= DIRECTIVE =
Exactly as written, print each record in the listing.

= LISTED RECORDS =

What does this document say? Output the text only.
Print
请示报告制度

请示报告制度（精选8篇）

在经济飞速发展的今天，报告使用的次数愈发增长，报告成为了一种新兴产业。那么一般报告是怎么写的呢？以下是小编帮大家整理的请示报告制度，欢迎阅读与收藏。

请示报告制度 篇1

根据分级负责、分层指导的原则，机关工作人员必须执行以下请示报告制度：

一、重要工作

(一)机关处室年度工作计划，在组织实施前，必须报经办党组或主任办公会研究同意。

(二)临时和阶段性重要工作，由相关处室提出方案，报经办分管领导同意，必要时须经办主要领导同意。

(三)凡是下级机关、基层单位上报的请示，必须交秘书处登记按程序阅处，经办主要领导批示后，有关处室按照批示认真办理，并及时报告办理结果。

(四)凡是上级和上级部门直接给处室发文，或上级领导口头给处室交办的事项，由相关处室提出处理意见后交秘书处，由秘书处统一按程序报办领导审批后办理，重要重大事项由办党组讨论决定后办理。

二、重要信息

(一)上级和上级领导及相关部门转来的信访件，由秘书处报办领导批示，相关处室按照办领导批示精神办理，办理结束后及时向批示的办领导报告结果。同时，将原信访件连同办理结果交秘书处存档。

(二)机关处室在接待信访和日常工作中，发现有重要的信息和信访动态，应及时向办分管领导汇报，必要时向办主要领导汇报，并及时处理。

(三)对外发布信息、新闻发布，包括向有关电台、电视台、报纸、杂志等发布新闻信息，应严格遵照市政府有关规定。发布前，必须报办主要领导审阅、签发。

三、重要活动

= THE OUTPUT =
What does this document say? Output the text only.
Print
请示报告制度

请示报告制度（精选8篇）

在经济飞速发展的今天，报告使用的次数愈发增长，报告成为了一种新兴产业。那么一般报告是怎么写的呢？以下是小编帮大家整理的请示报告制度，欢迎阅读与收藏。

请示报告制度 篇1

根据分级负责、分层指导的原则，机关工作人员必须执行以下请示报告制度：

一、重要工作

(一)机关处室年度工作计划，在组织实施前，必须报经办党组或主任办公会研究同意。

(二)临时和阶段性重要工作，由相关处室提出方案，报经办分管领导同意，必要时须经办主要领导同意。

(三)凡是下级机关、基层单位上报的请示，必须交秘书处登记按程序阅处，经办主要领导批示后，有关处室按照批示认真办理，并及时报告办理结果。

(四)凡是上级和上级部门直接给处室发文，或上级领导口头给处室交办的事项，由相关处室提出处理意见后交秘书处，由秘书处统一按程序报办领导审批后办理，重要重大事项由办党组讨论决定后办理。

二、重要信息

(一)上级和上级领导及相关部门转来的信访件，由秘书处报办领导批示，相关处室按照办领导批示精神办理，办理结束后及时向批示的办领导报告结果。同时，将原信访件连同办理结果交秘书处存档。

(二)机关处室在接待信访和日常工作中，发现有重要的信息和信访动态，应及时向办分管领导汇报，必要时向办主要领导汇报，并及时处理。

(三)对外发布信息、新闻发布，包括向有关电台、电视台、报纸、杂志等发布新闻信息，应严格遵照市政府有关规定。发布前，必须报办主要领导审阅、签发。

三、重要活动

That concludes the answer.